• **WHAT IS REQUIRED**: Lines that hold the word "ogłaszany" should be located and copied.

• **DATASET RECORDS**:

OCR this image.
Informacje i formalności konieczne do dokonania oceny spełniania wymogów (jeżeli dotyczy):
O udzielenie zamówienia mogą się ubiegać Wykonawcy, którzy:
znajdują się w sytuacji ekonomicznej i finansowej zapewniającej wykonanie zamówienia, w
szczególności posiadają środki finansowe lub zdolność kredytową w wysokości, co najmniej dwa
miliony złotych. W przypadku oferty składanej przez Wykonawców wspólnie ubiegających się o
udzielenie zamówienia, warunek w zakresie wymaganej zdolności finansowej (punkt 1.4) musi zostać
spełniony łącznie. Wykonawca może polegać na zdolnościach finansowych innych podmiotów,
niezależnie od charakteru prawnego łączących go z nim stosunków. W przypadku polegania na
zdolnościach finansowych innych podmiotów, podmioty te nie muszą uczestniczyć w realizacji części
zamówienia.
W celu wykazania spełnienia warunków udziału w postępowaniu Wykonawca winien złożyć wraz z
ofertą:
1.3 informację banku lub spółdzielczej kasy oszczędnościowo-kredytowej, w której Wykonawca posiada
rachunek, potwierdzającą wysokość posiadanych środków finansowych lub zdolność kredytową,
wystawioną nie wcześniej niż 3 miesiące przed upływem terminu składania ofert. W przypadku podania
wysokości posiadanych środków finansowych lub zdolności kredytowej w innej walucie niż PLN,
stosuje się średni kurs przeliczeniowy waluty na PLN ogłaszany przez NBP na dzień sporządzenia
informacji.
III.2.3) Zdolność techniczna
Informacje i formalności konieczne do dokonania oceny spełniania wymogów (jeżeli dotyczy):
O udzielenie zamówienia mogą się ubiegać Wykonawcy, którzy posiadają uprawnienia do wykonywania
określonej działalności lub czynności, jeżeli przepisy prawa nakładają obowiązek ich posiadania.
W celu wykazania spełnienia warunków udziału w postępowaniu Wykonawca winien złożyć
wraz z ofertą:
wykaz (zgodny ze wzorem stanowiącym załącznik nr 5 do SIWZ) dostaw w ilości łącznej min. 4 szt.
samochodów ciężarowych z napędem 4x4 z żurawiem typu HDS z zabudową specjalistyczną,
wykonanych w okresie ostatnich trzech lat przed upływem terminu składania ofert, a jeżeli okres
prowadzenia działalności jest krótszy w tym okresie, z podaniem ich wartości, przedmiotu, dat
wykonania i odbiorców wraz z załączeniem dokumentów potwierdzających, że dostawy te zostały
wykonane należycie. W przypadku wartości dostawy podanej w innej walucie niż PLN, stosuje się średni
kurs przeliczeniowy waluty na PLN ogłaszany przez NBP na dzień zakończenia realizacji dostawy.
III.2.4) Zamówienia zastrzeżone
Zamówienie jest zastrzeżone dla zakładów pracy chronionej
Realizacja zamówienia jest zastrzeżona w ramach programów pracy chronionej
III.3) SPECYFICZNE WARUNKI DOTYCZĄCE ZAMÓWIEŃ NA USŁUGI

• **RESULT OF THIS TASK**:
stosuje się średni kurs przeliczeniowy waluty na PLN ogłaszany przez NBP na dzień sporządzenia
kurs przeliczeniowy waluty na PLN ogłaszany przez NBP na dzień zakończenia realizacji dostawy.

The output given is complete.